▶ [Direction]
Retype the material that follows, keeping every word as it is.

(Figure contents as structured data)
=======
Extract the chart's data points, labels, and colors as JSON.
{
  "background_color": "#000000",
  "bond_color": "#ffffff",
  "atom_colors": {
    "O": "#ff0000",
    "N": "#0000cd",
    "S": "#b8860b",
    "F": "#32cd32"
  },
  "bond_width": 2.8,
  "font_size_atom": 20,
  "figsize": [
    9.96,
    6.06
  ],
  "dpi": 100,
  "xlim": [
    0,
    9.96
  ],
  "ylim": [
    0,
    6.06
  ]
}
=======
▶ [Right answer]
Extract the chart's data points, labels, and colors as JSON.
{
  "background_color": "#000000",
  "bond_color": "#ffffff",
  "atom_colors": {
    "O": "#ff0000",
    "N": "#0000cd",
    "S": "#b8860b",
    "F": "#32cd32"
  },
  "bond_width": 2.8,
  "font_size_atom": 20,
  "figsize": [
    9.96,
    6.06
  ],
  "dpi": 100,
  "xlim": [
    0,
    9.96
  ],
  "ylim": [
    0,
    6.06
  ]
}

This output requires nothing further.